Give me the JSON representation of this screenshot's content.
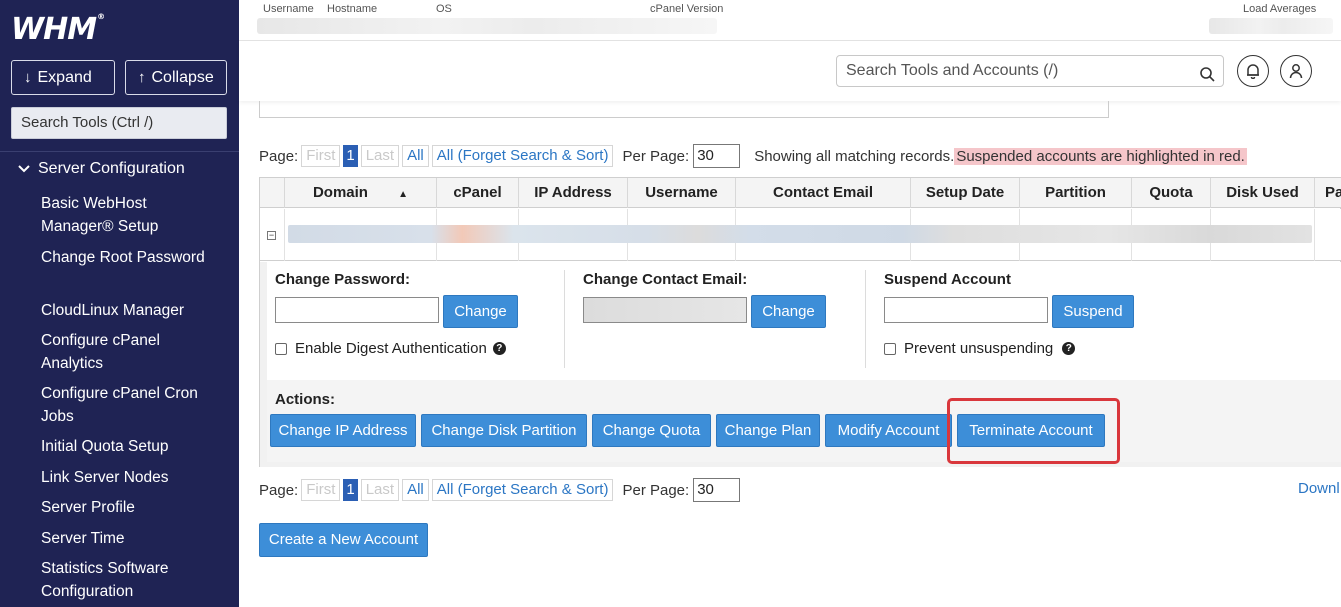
{
  "sidebar": {
    "logo": "WHM",
    "logo_mark": "®",
    "expand_label": "Expand",
    "collapse_label": "Collapse",
    "search_placeholder": "Search Tools (Ctrl /)",
    "section": "Server Configuration",
    "items": [
      "Basic WebHost Manager® Setup",
      "Change Root Password",
      "CloudLinux Manager",
      "Configure cPanel Analytics",
      "Configure cPanel Cron Jobs",
      "Initial Quota Setup",
      "Link Server Nodes",
      "Server Profile",
      "Server Time",
      "Statistics Software Configuration"
    ]
  },
  "topbar": {
    "username": "Username",
    "hostname": "Hostname",
    "os": "OS",
    "cpanel_version": "cPanel Version",
    "load_averages": "Load Averages"
  },
  "header": {
    "search_placeholder": "Search Tools and Accounts (/)"
  },
  "pager": {
    "label": "Page:",
    "first": "First",
    "current": "1",
    "last": "Last",
    "all": "All",
    "forget": "All (Forget Search & Sort)",
    "per_page_label": "Per Page:",
    "per_page_value": "30",
    "showing": "Showing all matching records.",
    "suspended_note": "Suspended accounts are highlighted in red."
  },
  "table": {
    "columns": [
      "Domain",
      "cPanel",
      "IP Address",
      "Username",
      "Contact Email",
      "Setup Date",
      "Partition",
      "Quota",
      "Disk Used",
      "Pa"
    ],
    "sort_indicator": "▲",
    "collapse_glyph": "−"
  },
  "detail": {
    "change_password_label": "Change Password:",
    "change_button": "Change",
    "digest_label": "Enable Digest Authentication",
    "change_email_label": "Change Contact Email:",
    "change_email_button": "Change",
    "suspend_label": "Suspend Account",
    "suspend_button": "Suspend",
    "prevent_label": "Prevent unsuspending",
    "help_glyph": "?",
    "actions_label": "Actions:",
    "actions": [
      "Change IP Address",
      "Change Disk Partition",
      "Change Quota",
      "Change Plan",
      "Modify Account",
      "Terminate Account"
    ]
  },
  "bottom": {
    "download_link": "Downl",
    "create_button": "Create a New Account"
  },
  "colors": {
    "sidebar_bg": "#1f2354",
    "button_blue": "#3d8ed8",
    "highlight_red": "#d9373c",
    "suspended_bg": "#f5c6ca"
  }
}
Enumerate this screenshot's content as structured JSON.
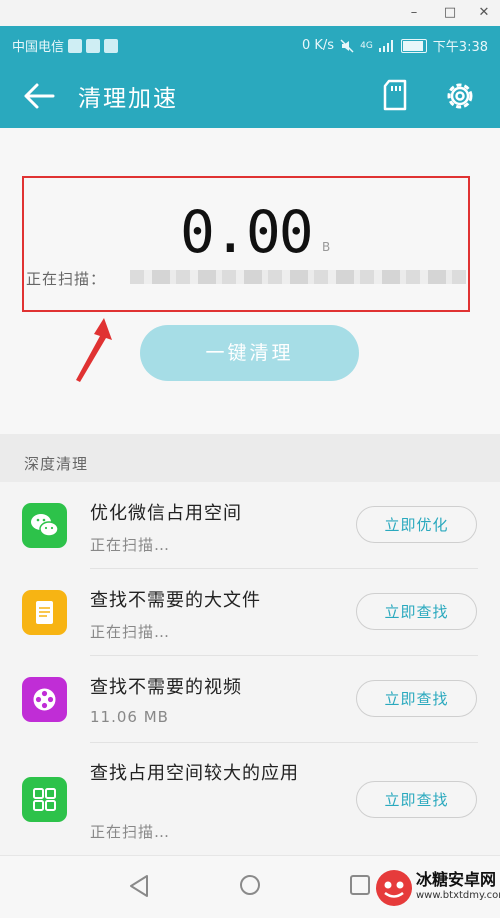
{
  "window": {
    "minimize": "–",
    "maximize": "□",
    "close": "✕"
  },
  "status_bar": {
    "carrier": "中国电信",
    "network_speed": "0 K/s",
    "signal": "4G",
    "time": "下午3:38"
  },
  "app_bar": {
    "title": "清理加速",
    "icons": [
      "back-arrow-icon",
      "sd-card-icon",
      "settings-gear-icon"
    ]
  },
  "scan": {
    "size_value": "0.00",
    "size_unit": "B",
    "scanning_label": "正在扫描：",
    "clean_button": "一键清理"
  },
  "deep_clean": {
    "section_title": "深度清理",
    "items": [
      {
        "title": "优化微信占用空间",
        "subtitle": "正在扫描…",
        "button": "立即优化",
        "icon": "wechat-icon",
        "color": "#2dc24a"
      },
      {
        "title": "查找不需要的大文件",
        "subtitle": "正在扫描…",
        "button": "立即查找",
        "icon": "document-icon",
        "color": "#f7b413"
      },
      {
        "title": "查找不需要的视频",
        "subtitle": "11.06 MB",
        "button": "立即查找",
        "icon": "video-reel-icon",
        "color": "#c02dd6"
      },
      {
        "title": "查找占用空间较大的应用",
        "subtitle": "正在扫描…",
        "button": "立即查找",
        "icon": "apps-grid-icon",
        "color": "#2dc24a"
      }
    ]
  },
  "watermark": {
    "name": "冰糖安卓网",
    "url": "www.btxtdmy.com"
  },
  "colors": {
    "accent": "#2aa9be",
    "highlight": "#e03232"
  }
}
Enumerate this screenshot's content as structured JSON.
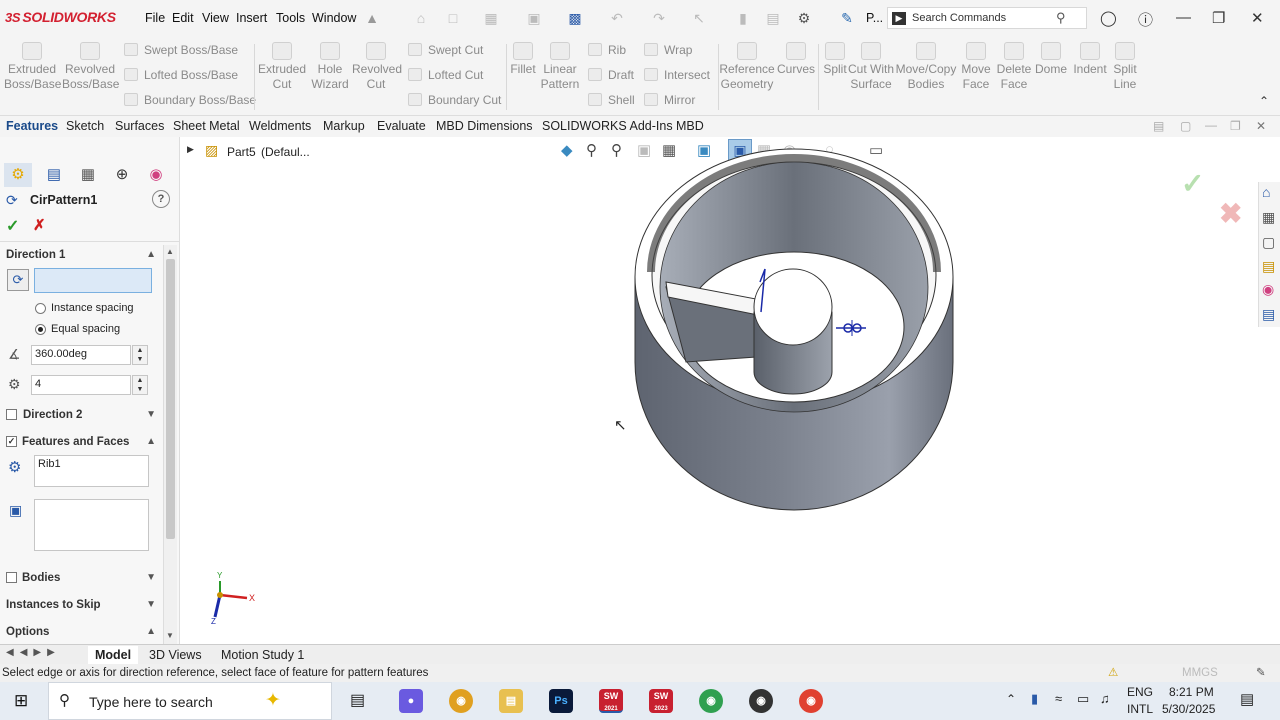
{
  "app": {
    "logo": "SOLIDWORKS",
    "logo_mark": "3S"
  },
  "menu": [
    "File",
    "Edit",
    "View",
    "Insert",
    "Tools",
    "Window"
  ],
  "title_short": "P...",
  "search": {
    "placeholder": "Search Commands"
  },
  "ribbon": {
    "extruded_boss": "Extruded Boss/Base",
    "revolved_boss": "Revolved Boss/Base",
    "swept_boss": "Swept Boss/Base",
    "lofted_boss": "Lofted Boss/Base",
    "boundary_boss": "Boundary Boss/Base",
    "extruded_cut": "Extruded Cut",
    "hole_wizard": "Hole Wizard",
    "revolved_cut": "Revolved Cut",
    "swept_cut": "Swept Cut",
    "lofted_cut": "Lofted Cut",
    "boundary_cut": "Boundary Cut",
    "fillet": "Fillet",
    "linear_pattern": "Linear Pattern",
    "rib": "Rib",
    "draft": "Draft",
    "shell": "Shell",
    "wrap": "Wrap",
    "intersect": "Intersect",
    "mirror": "Mirror",
    "reference_geometry": "Reference Geometry",
    "curves": "Curves",
    "split": "Split",
    "cut_with_surface": "Cut With Surface",
    "move_copy_bodies": "Move/Copy Bodies",
    "move_face": "Move Face",
    "delete_face": "Delete Face",
    "dome": "Dome",
    "indent": "Indent",
    "split_line": "Split Line"
  },
  "tabs": [
    "Features",
    "Sketch",
    "Surfaces",
    "Sheet Metal",
    "Weldments",
    "Markup",
    "Evaluate",
    "MBD Dimensions",
    "SOLIDWORKS Add-Ins",
    "MBD"
  ],
  "property": {
    "title": "CirPattern1",
    "direction1": "Direction 1",
    "direction1_value": "",
    "instance_spacing": "Instance spacing",
    "equal_spacing": "Equal spacing",
    "angle": "360.00deg",
    "count": "4",
    "direction2": "Direction 2",
    "features_faces": "Features and Faces",
    "feature_item": "Rib1",
    "bodies": "Bodies",
    "instances_skip": "Instances to Skip",
    "options": "Options"
  },
  "tree": {
    "part": "Part5",
    "config": "(Defaul..."
  },
  "bottom_tabs": [
    "Model",
    "3D Views",
    "Motion Study 1"
  ],
  "status": "Select edge or axis for direction reference, select face of feature for pattern features",
  "status_right": "MMGS",
  "taskbar": {
    "search": "Type here to search",
    "lang1": "ENG",
    "lang2": "INTL",
    "time": "8:21 PM",
    "date": "5/30/2025",
    "ps": "Ps",
    "sw": "SW",
    "sw_ver1": "2021",
    "sw_ver2": "2023"
  },
  "axis_labels": {
    "x": "X",
    "y": "Y",
    "z": "Z"
  }
}
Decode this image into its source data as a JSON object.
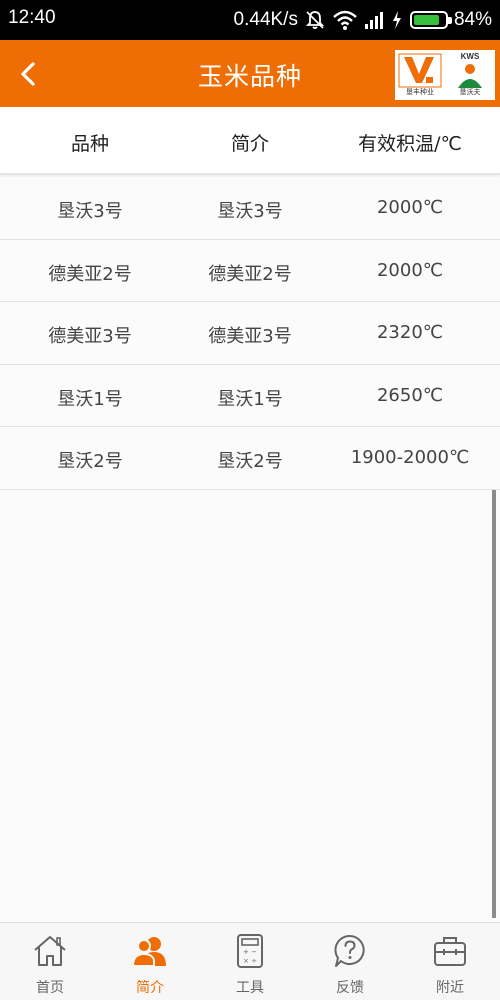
{
  "status_bar": {
    "time": "12:40",
    "speed": "0.44K/s",
    "battery_percent": "84%",
    "battery_level": 0.84
  },
  "header": {
    "title": "玉米品种",
    "logo_k_caption": "垦丰种业",
    "logo_kws_text": "KWS",
    "logo_kws_caption": "垦沃夫"
  },
  "colors": {
    "accent": "#ee6d05",
    "nav_inactive": "#666666"
  },
  "table": {
    "headers": [
      "品种",
      "简介",
      "有效积温/℃"
    ],
    "rows": [
      [
        "垦沃3号",
        "垦沃3号",
        "2000℃"
      ],
      [
        "德美亚2号",
        "德美亚2号",
        "2000℃"
      ],
      [
        "德美亚3号",
        "德美亚3号",
        "2320℃"
      ],
      [
        "垦沃1号",
        "垦沃1号",
        "2650℃"
      ],
      [
        "垦沃2号",
        "垦沃2号",
        "1900-2000℃"
      ]
    ]
  },
  "nav": [
    {
      "label": "首页",
      "icon": "home-icon",
      "active": false
    },
    {
      "label": "简介",
      "icon": "users-icon",
      "active": true
    },
    {
      "label": "工具",
      "icon": "calculator-icon",
      "active": false
    },
    {
      "label": "反馈",
      "icon": "question-icon",
      "active": false
    },
    {
      "label": "附近",
      "icon": "briefcase-icon",
      "active": false
    }
  ]
}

•••••

Directive: Reproduce every record above exactly, omitting the pictures.

Solution below:
Give me the JSON representation of this screenshot's content.
{
  "sidebar": {
    "logo": "WHM",
    "logo_mark": "®",
    "expand_label": "Expand",
    "collapse_label": "Collapse",
    "search_placeholder": "Search Tools (Ctrl /)",
    "section": "Server Configuration",
    "items": [
      "Basic WebHost Manager® Setup",
      "Change Root Password",
      "CloudLinux Manager",
      "Configure cPanel Analytics",
      "Configure cPanel Cron Jobs",
      "Initial Quota Setup",
      "Link Server Nodes",
      "Server Profile",
      "Server Time",
      "Statistics Software Configuration"
    ]
  },
  "topbar": {
    "username": "Username",
    "hostname": "Hostname",
    "os": "OS",
    "cpanel_version": "cPanel Version",
    "load_averages": "Load Averages"
  },
  "header": {
    "search_placeholder": "Search Tools and Accounts (/)"
  },
  "pager": {
    "label": "Page:",
    "first": "First",
    "current": "1",
    "last": "Last",
    "all": "All",
    "forget": "All (Forget Search & Sort)",
    "per_page_label": "Per Page:",
    "per_page_value": "30",
    "showing": "Showing all matching records.",
    "suspended_note": "Suspended accounts are highlighted in red."
  },
  "table": {
    "columns": [
      "Domain",
      "cPanel",
      "IP Address",
      "Username",
      "Contact Email",
      "Setup Date",
      "Partition",
      "Quota",
      "Disk Used",
      "Pa"
    ],
    "sort_indicator": "▲",
    "collapse_glyph": "−"
  },
  "detail": {
    "change_password_label": "Change Password:",
    "change_button": "Change",
    "digest_label": "Enable Digest Authentication",
    "change_email_label": "Change Contact Email:",
    "change_email_button": "Change",
    "suspend_label": "Suspend Account",
    "suspend_button": "Suspend",
    "prevent_label": "Prevent unsuspending",
    "help_glyph": "?",
    "actions_label": "Actions:",
    "actions": [
      "Change IP Address",
      "Change Disk Partition",
      "Change Quota",
      "Change Plan",
      "Modify Account",
      "Terminate Account"
    ]
  },
  "bottom": {
    "download_link": "Downl",
    "create_button": "Create a New Account"
  },
  "colors": {
    "sidebar_bg": "#1f2354",
    "button_blue": "#3d8ed8",
    "highlight_red": "#d9373c",
    "suspended_bg": "#f5c6ca"
  }
}
Enumerate this screenshot's content as structured JSON.
{
  "window": {
    "minimize": "–",
    "maximize": "□",
    "close": "✕"
  },
  "status_bar": {
    "carrier": "中国电信",
    "network_speed": "0 K/s",
    "signal": "4G",
    "time": "下午3:38"
  },
  "app_bar": {
    "title": "清理加速",
    "icons": [
      "back-arrow-icon",
      "sd-card-icon",
      "settings-gear-icon"
    ]
  },
  "scan": {
    "size_value": "0.00",
    "size_unit": "B",
    "scanning_label": "正在扫描：",
    "clean_button": "一键清理"
  },
  "deep_clean": {
    "section_title": "深度清理",
    "items": [
      {
        "title": "优化微信占用空间",
        "subtitle": "正在扫描…",
        "button": "立即优化",
        "icon": "wechat-icon",
        "color": "#2dc24a"
      },
      {
        "title": "查找不需要的大文件",
        "subtitle": "正在扫描…",
        "button": "立即查找",
        "icon": "document-icon",
        "color": "#f7b413"
      },
      {
        "title": "查找不需要的视频",
        "subtitle": "11.06 MB",
        "button": "立即查找",
        "icon": "video-reel-icon",
        "color": "#c02dd6"
      },
      {
        "title": "查找占用空间较大的应用",
        "subtitle": "正在扫描…",
        "button": "立即查找",
        "icon": "apps-grid-icon",
        "color": "#2dc24a"
      }
    ]
  },
  "watermark": {
    "name": "冰糖安卓网",
    "url": "www.btxtdmy.com"
  },
  "colors": {
    "accent": "#2aa9be",
    "highlight": "#e03232"
  }
}
Enumerate this screenshot's content as structured JSON.
{
  "app": {
    "logo": "SOLIDWORKS",
    "logo_mark": "3S"
  },
  "menu": [
    "File",
    "Edit",
    "View",
    "Insert",
    "Tools",
    "Window"
  ],
  "title_short": "P...",
  "search": {
    "placeholder": "Search Commands"
  },
  "ribbon": {
    "extruded_boss": "Extruded Boss/Base",
    "revolved_boss": "Revolved Boss/Base",
    "swept_boss": "Swept Boss/Base",
    "lofted_boss": "Lofted Boss/Base",
    "boundary_boss": "Boundary Boss/Base",
    "extruded_cut": "Extruded Cut",
    "hole_wizard": "Hole Wizard",
    "revolved_cut": "Revolved Cut",
    "swept_cut": "Swept Cut",
    "lofted_cut": "Lofted Cut",
    "boundary_cut": "Boundary Cut",
    "fillet": "Fillet",
    "linear_pattern": "Linear Pattern",
    "rib": "Rib",
    "draft": "Draft",
    "shell": "Shell",
    "wrap": "Wrap",
    "intersect": "Intersect",
    "mirror": "Mirror",
    "reference_geometry": "Reference Geometry",
    "curves": "Curves",
    "split": "Split",
    "cut_with_surface": "Cut With Surface",
    "move_copy_bodies": "Move/Copy Bodies",
    "move_face": "Move Face",
    "delete_face": "Delete Face",
    "dome": "Dome",
    "indent": "Indent",
    "split_line": "Split Line"
  },
  "tabs": [
    "Features",
    "Sketch",
    "Surfaces",
    "Sheet Metal",
    "Weldments",
    "Markup",
    "Evaluate",
    "MBD Dimensions",
    "SOLIDWORKS Add-Ins",
    "MBD"
  ],
  "property": {
    "title": "CirPattern1",
    "direction1": "Direction 1",
    "direction1_value": "",
    "instance_spacing": "Instance spacing",
    "equal_spacing": "Equal spacing",
    "angle": "360.00deg",
    "count": "4",
    "direction2": "Direction 2",
    "features_faces": "Features and Faces",
    "feature_item": "Rib1",
    "bodies": "Bodies",
    "instances_skip": "Instances to Skip",
    "options": "Options"
  },
  "tree": {
    "part": "Part5",
    "config": "(Defaul..."
  },
  "bottom_tabs": [
    "Model",
    "3D Views",
    "Motion Study 1"
  ],
  "status": "Select edge or axis for direction reference, select face of feature for pattern features",
  "status_right": "MMGS",
  "taskbar": {
    "search": "Type here to search",
    "lang1": "ENG",
    "lang2": "INTL",
    "time": "8:21 PM",
    "date": "5/30/2025",
    "ps": "Ps",
    "sw": "SW",
    "sw_ver1": "2021",
    "sw_ver2": "2023"
  },
  "axis_labels": {
    "x": "X",
    "y": "Y",
    "z": "Z"
  }
}
Decode this image into its source data as a JSON object.
{
  "status_bar": {
    "time": "12:40",
    "speed": "0.44K/s",
    "battery_percent": "84%",
    "battery_level": 0.84
  },
  "header": {
    "title": "玉米品种",
    "logo_k_caption": "垦丰种业",
    "logo_kws_text": "KWS",
    "logo_kws_caption": "垦沃夫"
  },
  "colors": {
    "accent": "#ee6d05",
    "nav_inactive": "#666666"
  },
  "table": {
    "headers": [
      "品种",
      "简介",
      "有效积温/℃"
    ],
    "rows": [
      [
        "垦沃3号",
        "垦沃3号",
        "2000℃"
      ],
      [
        "德美亚2号",
        "德美亚2号",
        "2000℃"
      ],
      [
        "德美亚3号",
        "德美亚3号",
        "2320℃"
      ],
      [
        "垦沃1号",
        "垦沃1号",
        "2650℃"
      ],
      [
        "垦沃2号",
        "垦沃2号",
        "1900-2000℃"
      ]
    ]
  },
  "nav": [
    {
      "label": "首页",
      "icon": "home-icon",
      "active": false
    },
    {
      "label": "简介",
      "icon": "users-icon",
      "active": true
    },
    {
      "label": "工具",
      "icon": "calculator-icon",
      "active": false
    },
    {
      "label": "反馈",
      "icon": "question-icon",
      "active": false
    },
    {
      "label": "附近",
      "icon": "briefcase-icon",
      "active": false
    }
  ]
}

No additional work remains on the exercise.